* start Given records *

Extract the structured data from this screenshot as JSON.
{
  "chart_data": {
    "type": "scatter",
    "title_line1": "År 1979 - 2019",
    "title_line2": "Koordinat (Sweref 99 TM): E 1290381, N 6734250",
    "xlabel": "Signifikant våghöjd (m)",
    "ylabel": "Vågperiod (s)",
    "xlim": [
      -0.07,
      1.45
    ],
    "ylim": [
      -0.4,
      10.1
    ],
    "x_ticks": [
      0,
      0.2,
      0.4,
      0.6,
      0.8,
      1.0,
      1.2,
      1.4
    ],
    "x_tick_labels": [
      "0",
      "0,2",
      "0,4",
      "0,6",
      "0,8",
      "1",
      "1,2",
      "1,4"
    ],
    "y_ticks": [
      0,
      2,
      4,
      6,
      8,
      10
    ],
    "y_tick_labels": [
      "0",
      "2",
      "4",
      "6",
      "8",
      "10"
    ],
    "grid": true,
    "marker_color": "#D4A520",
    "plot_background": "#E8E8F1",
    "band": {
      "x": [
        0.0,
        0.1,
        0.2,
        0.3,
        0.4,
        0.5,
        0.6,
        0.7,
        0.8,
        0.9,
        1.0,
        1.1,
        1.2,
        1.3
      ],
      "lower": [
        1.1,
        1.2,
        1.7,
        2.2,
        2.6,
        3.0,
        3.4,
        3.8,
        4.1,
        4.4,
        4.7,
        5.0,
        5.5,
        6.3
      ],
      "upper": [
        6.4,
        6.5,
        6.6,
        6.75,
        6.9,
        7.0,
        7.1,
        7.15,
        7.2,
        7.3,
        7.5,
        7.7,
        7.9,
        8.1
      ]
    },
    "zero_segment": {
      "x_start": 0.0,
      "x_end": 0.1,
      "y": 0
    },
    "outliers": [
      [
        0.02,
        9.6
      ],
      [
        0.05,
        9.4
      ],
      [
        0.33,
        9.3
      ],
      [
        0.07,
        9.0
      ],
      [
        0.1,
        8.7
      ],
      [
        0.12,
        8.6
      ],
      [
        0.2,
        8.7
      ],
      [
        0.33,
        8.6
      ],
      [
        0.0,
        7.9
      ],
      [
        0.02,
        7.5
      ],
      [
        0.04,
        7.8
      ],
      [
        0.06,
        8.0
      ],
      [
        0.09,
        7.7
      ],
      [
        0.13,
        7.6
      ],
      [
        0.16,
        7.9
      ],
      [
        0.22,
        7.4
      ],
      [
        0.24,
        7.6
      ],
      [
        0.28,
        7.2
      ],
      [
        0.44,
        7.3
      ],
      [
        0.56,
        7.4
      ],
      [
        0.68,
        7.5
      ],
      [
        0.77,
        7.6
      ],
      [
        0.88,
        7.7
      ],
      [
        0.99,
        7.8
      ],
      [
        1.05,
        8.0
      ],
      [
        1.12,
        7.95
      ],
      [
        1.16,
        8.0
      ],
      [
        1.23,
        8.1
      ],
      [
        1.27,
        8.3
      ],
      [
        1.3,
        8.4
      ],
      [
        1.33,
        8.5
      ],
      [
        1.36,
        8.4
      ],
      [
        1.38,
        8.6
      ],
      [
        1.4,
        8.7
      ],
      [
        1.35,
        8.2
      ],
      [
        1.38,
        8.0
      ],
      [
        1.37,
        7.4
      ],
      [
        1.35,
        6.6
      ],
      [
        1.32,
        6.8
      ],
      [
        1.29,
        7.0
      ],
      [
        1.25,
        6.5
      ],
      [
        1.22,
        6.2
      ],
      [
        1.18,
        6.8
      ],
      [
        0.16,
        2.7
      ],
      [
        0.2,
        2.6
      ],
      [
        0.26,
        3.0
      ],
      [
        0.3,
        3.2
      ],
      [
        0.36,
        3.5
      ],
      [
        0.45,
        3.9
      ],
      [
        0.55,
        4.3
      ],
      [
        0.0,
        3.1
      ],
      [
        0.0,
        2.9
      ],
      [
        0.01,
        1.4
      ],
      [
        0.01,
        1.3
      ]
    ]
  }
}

* end Given records *

● **Goal**
Copy each record from above without leaving any out.

● **Response below**
Extract the structured data from this screenshot as JSON.
{
  "chart_data": {
    "type": "scatter",
    "title_line1": "År 1979 - 2019",
    "title_line2": "Koordinat (Sweref 99 TM): E 1290381, N 6734250",
    "xlabel": "Signifikant våghöjd (m)",
    "ylabel": "Vågperiod (s)",
    "xlim": [
      -0.07,
      1.45
    ],
    "ylim": [
      -0.4,
      10.1
    ],
    "x_ticks": [
      0,
      0.2,
      0.4,
      0.6,
      0.8,
      1.0,
      1.2,
      1.4
    ],
    "x_tick_labels": [
      "0",
      "0,2",
      "0,4",
      "0,6",
      "0,8",
      "1",
      "1,2",
      "1,4"
    ],
    "y_ticks": [
      0,
      2,
      4,
      6,
      8,
      10
    ],
    "y_tick_labels": [
      "0",
      "2",
      "4",
      "6",
      "8",
      "10"
    ],
    "grid": true,
    "marker_color": "#D4A520",
    "plot_background": "#E8E8F1",
    "band": {
      "x": [
        0.0,
        0.1,
        0.2,
        0.3,
        0.4,
        0.5,
        0.6,
        0.7,
        0.8,
        0.9,
        1.0,
        1.1,
        1.2,
        1.3
      ],
      "lower": [
        1.1,
        1.2,
        1.7,
        2.2,
        2.6,
        3.0,
        3.4,
        3.8,
        4.1,
        4.4,
        4.7,
        5.0,
        5.5,
        6.3
      ],
      "upper": [
        6.4,
        6.5,
        6.6,
        6.75,
        6.9,
        7.0,
        7.1,
        7.15,
        7.2,
        7.3,
        7.5,
        7.7,
        7.9,
        8.1
      ]
    },
    "zero_segment": {
      "x_start": 0.0,
      "x_end": 0.1,
      "y": 0
    },
    "outliers": [
      [
        0.02,
        9.6
      ],
      [
        0.05,
        9.4
      ],
      [
        0.33,
        9.3
      ],
      [
        0.07,
        9.0
      ],
      [
        0.1,
        8.7
      ],
      [
        0.12,
        8.6
      ],
      [
        0.2,
        8.7
      ],
      [
        0.33,
        8.6
      ],
      [
        0.0,
        7.9
      ],
      [
        0.02,
        7.5
      ],
      [
        0.04,
        7.8
      ],
      [
        0.06,
        8.0
      ],
      [
        0.09,
        7.7
      ],
      [
        0.13,
        7.6
      ],
      [
        0.16,
        7.9
      ],
      [
        0.22,
        7.4
      ],
      [
        0.24,
        7.6
      ],
      [
        0.28,
        7.2
      ],
      [
        0.44,
        7.3
      ],
      [
        0.56,
        7.4
      ],
      [
        0.68,
        7.5
      ],
      [
        0.77,
        7.6
      ],
      [
        0.88,
        7.7
      ],
      [
        0.99,
        7.8
      ],
      [
        1.05,
        8.0
      ],
      [
        1.12,
        7.95
      ],
      [
        1.16,
        8.0
      ],
      [
        1.23,
        8.1
      ],
      [
        1.27,
        8.3
      ],
      [
        1.3,
        8.4
      ],
      [
        1.33,
        8.5
      ],
      [
        1.36,
        8.4
      ],
      [
        1.38,
        8.6
      ],
      [
        1.4,
        8.7
      ],
      [
        1.35,
        8.2
      ],
      [
        1.38,
        8.0
      ],
      [
        1.37,
        7.4
      ],
      [
        1.35,
        6.6
      ],
      [
        1.32,
        6.8
      ],
      [
        1.29,
        7.0
      ],
      [
        1.25,
        6.5
      ],
      [
        1.22,
        6.2
      ],
      [
        1.18,
        6.8
      ],
      [
        0.16,
        2.7
      ],
      [
        0.2,
        2.6
      ],
      [
        0.26,
        3.0
      ],
      [
        0.3,
        3.2
      ],
      [
        0.36,
        3.5
      ],
      [
        0.45,
        3.9
      ],
      [
        0.55,
        4.3
      ],
      [
        0.0,
        3.1
      ],
      [
        0.0,
        2.9
      ],
      [
        0.01,
        1.4
      ],
      [
        0.01,
        1.3
      ]
    ]
  }
}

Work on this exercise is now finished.